▶ [COSA SERVE] Trascrivi senza alcuna modifica ogni riga di tutte le voci, lasciando fuori le immagini.

###

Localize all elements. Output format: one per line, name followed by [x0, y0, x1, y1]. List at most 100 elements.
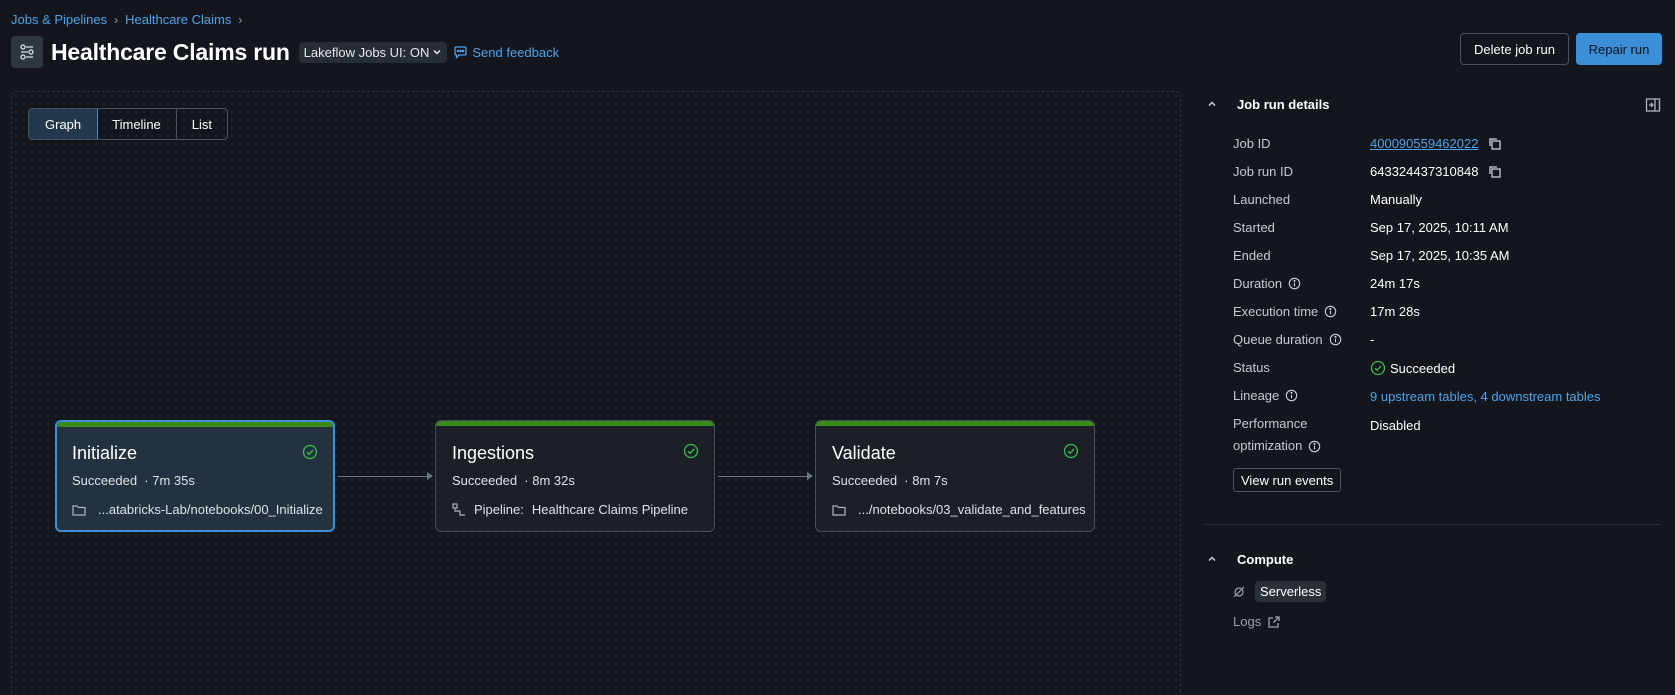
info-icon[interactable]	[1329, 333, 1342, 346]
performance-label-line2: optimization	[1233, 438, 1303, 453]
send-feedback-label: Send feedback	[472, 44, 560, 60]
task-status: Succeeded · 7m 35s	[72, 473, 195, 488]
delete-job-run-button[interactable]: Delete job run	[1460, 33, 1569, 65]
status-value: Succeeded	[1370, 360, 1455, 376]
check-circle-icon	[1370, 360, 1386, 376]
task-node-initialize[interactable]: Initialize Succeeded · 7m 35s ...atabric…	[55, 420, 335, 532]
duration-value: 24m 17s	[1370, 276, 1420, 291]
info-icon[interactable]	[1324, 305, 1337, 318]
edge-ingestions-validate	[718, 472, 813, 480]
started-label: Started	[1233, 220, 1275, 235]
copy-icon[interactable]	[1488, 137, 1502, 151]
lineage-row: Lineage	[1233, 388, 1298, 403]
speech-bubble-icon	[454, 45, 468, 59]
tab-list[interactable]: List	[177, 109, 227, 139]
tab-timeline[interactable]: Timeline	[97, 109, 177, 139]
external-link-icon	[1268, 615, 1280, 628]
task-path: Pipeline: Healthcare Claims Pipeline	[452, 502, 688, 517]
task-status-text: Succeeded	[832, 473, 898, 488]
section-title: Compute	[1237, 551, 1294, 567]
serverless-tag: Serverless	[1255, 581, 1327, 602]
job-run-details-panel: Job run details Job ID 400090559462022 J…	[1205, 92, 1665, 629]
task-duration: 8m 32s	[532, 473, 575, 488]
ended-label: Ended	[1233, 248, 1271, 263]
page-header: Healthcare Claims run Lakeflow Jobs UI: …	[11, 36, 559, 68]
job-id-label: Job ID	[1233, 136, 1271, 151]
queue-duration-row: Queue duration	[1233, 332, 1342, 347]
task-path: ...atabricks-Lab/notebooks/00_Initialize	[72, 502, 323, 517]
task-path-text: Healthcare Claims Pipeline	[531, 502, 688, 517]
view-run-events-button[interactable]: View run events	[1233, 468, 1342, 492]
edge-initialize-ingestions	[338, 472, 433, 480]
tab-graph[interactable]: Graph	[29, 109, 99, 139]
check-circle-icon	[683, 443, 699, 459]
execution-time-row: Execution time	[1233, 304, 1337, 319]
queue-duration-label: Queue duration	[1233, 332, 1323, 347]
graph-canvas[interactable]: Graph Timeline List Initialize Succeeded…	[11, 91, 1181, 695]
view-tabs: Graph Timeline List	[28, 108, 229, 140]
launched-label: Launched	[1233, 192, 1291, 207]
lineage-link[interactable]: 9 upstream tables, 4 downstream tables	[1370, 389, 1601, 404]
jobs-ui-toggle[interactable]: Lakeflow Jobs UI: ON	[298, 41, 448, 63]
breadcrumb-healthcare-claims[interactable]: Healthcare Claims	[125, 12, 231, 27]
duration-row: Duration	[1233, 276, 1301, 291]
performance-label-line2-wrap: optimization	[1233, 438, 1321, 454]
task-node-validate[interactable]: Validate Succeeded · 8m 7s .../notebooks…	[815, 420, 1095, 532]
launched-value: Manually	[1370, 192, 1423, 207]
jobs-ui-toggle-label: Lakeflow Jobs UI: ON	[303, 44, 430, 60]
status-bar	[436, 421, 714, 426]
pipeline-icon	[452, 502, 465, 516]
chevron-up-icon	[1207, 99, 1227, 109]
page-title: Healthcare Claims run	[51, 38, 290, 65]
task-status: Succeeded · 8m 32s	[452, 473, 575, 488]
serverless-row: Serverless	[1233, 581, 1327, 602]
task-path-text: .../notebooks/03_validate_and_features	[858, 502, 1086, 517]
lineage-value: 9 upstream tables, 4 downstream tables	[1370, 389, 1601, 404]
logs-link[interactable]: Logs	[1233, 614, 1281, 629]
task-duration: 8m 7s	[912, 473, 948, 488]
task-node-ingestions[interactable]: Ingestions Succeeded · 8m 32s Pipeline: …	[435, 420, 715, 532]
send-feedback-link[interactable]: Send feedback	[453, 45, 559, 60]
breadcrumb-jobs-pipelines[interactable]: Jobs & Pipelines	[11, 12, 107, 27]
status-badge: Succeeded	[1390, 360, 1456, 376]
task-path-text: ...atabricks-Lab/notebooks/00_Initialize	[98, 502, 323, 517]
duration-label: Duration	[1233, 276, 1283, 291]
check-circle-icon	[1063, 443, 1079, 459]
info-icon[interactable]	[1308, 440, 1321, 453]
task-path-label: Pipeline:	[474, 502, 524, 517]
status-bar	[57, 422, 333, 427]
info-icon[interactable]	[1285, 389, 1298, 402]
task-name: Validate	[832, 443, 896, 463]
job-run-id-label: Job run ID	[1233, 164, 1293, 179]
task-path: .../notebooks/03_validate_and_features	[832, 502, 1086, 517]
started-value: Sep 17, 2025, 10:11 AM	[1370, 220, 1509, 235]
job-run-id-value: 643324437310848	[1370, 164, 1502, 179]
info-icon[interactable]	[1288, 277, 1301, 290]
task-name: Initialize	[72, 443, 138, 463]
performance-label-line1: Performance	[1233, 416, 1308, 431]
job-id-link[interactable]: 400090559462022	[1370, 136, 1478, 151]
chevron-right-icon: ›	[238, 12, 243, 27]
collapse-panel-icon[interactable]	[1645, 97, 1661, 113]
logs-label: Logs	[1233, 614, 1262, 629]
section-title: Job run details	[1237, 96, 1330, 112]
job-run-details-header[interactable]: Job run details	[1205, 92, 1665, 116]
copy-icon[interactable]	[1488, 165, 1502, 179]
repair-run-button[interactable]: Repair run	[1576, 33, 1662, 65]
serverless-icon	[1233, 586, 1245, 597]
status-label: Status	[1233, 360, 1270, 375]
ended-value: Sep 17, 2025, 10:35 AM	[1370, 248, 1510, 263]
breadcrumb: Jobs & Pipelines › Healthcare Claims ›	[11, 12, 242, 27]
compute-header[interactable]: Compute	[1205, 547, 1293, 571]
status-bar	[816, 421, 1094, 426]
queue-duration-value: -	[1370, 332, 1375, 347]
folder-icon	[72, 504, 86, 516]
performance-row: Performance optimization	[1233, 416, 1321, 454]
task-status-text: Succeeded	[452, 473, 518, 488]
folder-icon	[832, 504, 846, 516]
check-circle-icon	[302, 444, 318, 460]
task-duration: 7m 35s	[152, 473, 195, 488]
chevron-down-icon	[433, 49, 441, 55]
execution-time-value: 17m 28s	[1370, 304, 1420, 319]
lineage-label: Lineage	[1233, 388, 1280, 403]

###

▶ [SOLUZIONE]
Localize all elements. Output format: one per line, name followed by [x0, y0, x1, y1]. List at most 100 elements.
info-icon[interactable]	[1329, 333, 1342, 346]
performance-label-line2: optimization	[1233, 438, 1303, 453]
send-feedback-label: Send feedback	[472, 44, 560, 60]
task-status: Succeeded · 7m 35s	[72, 473, 195, 488]
delete-job-run-button[interactable]: Delete job run	[1460, 33, 1569, 65]
status-value: Succeeded	[1370, 360, 1455, 376]
check-circle-icon	[1370, 360, 1386, 376]
task-node-initialize[interactable]: Initialize Succeeded · 7m 35s ...atabric…	[55, 420, 335, 532]
duration-value: 24m 17s	[1370, 276, 1420, 291]
info-icon[interactable]	[1324, 305, 1337, 318]
edge-ingestions-validate	[718, 472, 813, 480]
started-label: Started	[1233, 220, 1275, 235]
copy-icon[interactable]	[1488, 137, 1502, 151]
lineage-row: Lineage	[1233, 388, 1298, 403]
speech-bubble-icon	[454, 45, 468, 59]
tab-list[interactable]: List	[177, 109, 227, 139]
tab-timeline[interactable]: Timeline	[97, 109, 177, 139]
external-link-icon	[1268, 615, 1280, 628]
task-path: Pipeline: Healthcare Claims Pipeline	[452, 502, 688, 517]
task-status-text: Succeeded	[832, 473, 898, 488]
section-title: Compute	[1237, 551, 1294, 567]
serverless-tag: Serverless	[1255, 581, 1327, 602]
job-run-details-panel: Job run details Job ID 400090559462022 J…	[1205, 92, 1665, 629]
task-duration: 8m 32s	[532, 473, 575, 488]
ended-label: Ended	[1233, 248, 1271, 263]
page-header: Healthcare Claims run Lakeflow Jobs UI: …	[11, 36, 559, 68]
job-id-label: Job ID	[1233, 136, 1271, 151]
queue-duration-row: Queue duration	[1233, 332, 1342, 347]
task-path: ...atabricks-Lab/notebooks/00_Initialize	[72, 502, 323, 517]
task-path-text: Healthcare Claims Pipeline	[531, 502, 688, 517]
view-run-events-button[interactable]: View run events	[1233, 468, 1342, 492]
edge-initialize-ingestions	[338, 472, 433, 480]
tab-graph[interactable]: Graph	[29, 109, 99, 139]
check-circle-icon	[683, 443, 699, 459]
execution-time-row: Execution time	[1233, 304, 1337, 319]
queue-duration-label: Queue duration	[1233, 332, 1323, 347]
graph-canvas[interactable]: Graph Timeline List Initialize Succeeded…	[11, 91, 1181, 695]
view-tabs: Graph Timeline List	[28, 108, 229, 140]
launched-label: Launched	[1233, 192, 1291, 207]
lineage-link[interactable]: 9 upstream tables, 4 downstream tables	[1370, 389, 1601, 404]
jobs-ui-toggle[interactable]: Lakeflow Jobs UI: ON	[298, 41, 448, 63]
breadcrumb-healthcare-claims[interactable]: Healthcare Claims	[125, 12, 231, 27]
duration-row: Duration	[1233, 276, 1301, 291]
performance-label-line2-wrap: optimization	[1233, 438, 1321, 454]
task-node-validate[interactable]: Validate Succeeded · 8m 7s .../notebooks…	[815, 420, 1095, 532]
launched-value: Manually	[1370, 192, 1423, 207]
jobs-ui-toggle-label: Lakeflow Jobs UI: ON	[303, 44, 430, 60]
status-bar	[436, 421, 714, 426]
pipeline-icon	[452, 502, 465, 516]
chevron-up-icon	[1207, 99, 1227, 109]
page-title: Healthcare Claims run	[51, 38, 290, 65]
task-status: Succeeded · 8m 32s	[452, 473, 575, 488]
serverless-row: Serverless	[1233, 581, 1327, 602]
task-path-text: .../notebooks/03_validate_and_features	[858, 502, 1086, 517]
lineage-value: 9 upstream tables, 4 downstream tables	[1370, 389, 1601, 404]
logs-link[interactable]: Logs	[1233, 614, 1281, 629]
task-duration: 8m 7s	[912, 473, 948, 488]
task-node-ingestions[interactable]: Ingestions Succeeded · 8m 32s Pipeline: …	[435, 420, 715, 532]
send-feedback-link[interactable]: Send feedback	[453, 45, 559, 60]
breadcrumb-jobs-pipelines[interactable]: Jobs & Pipelines	[11, 12, 107, 27]
status-badge: Succeeded	[1390, 360, 1456, 376]
task-path-text: ...atabricks-Lab/notebooks/00_Initialize	[98, 502, 323, 517]
duration-label: Duration	[1233, 276, 1283, 291]
check-circle-icon	[1063, 443, 1079, 459]
info-icon[interactable]	[1308, 440, 1321, 453]
task-path-label: Pipeline:	[474, 502, 524, 517]
status-bar	[57, 422, 333, 427]
info-icon[interactable]	[1285, 389, 1298, 402]
task-name: Validate	[832, 443, 896, 463]
job-run-id-label: Job run ID	[1233, 164, 1293, 179]
task-path: .../notebooks/03_validate_and_features	[832, 502, 1086, 517]
started-value: Sep 17, 2025, 10:11 AM	[1370, 220, 1509, 235]
job-run-id-value: 643324437310848	[1370, 164, 1502, 179]
info-icon[interactable]	[1288, 277, 1301, 290]
task-name: Initialize	[72, 443, 138, 463]
performance-label-line1: Performance	[1233, 416, 1308, 431]
job-id-link[interactable]: 400090559462022	[1370, 136, 1478, 151]
chevron-right-icon: ›	[238, 12, 243, 27]
collapse-panel-icon[interactable]	[1645, 97, 1661, 113]
logs-label: Logs	[1233, 614, 1262, 629]
section-title: Job run details	[1237, 96, 1330, 112]
job-run-details-header[interactable]: Job run details	[1205, 92, 1665, 116]
copy-icon[interactable]	[1488, 165, 1502, 179]
repair-run-button[interactable]: Repair run	[1576, 33, 1662, 65]
serverless-icon	[1233, 586, 1245, 597]
status-label: Status	[1233, 360, 1270, 375]
ended-value: Sep 17, 2025, 10:35 AM	[1370, 248, 1510, 263]
breadcrumb: Jobs & Pipelines › Healthcare Claims ›	[11, 12, 242, 27]
compute-header[interactable]: Compute	[1205, 547, 1293, 571]
status-bar	[816, 421, 1094, 426]
queue-duration-value: -	[1370, 332, 1375, 347]
folder-icon	[72, 504, 86, 516]
performance-row: Performance optimization	[1233, 416, 1321, 454]
task-status-text: Succeeded	[452, 473, 518, 488]
folder-icon	[832, 504, 846, 516]
check-circle-icon	[302, 444, 318, 460]
task-duration: 7m 35s	[152, 473, 195, 488]
chevron-down-icon	[433, 49, 441, 55]
execution-time-value: 17m 28s	[1370, 304, 1420, 319]
lineage-label: Lineage	[1233, 388, 1280, 403]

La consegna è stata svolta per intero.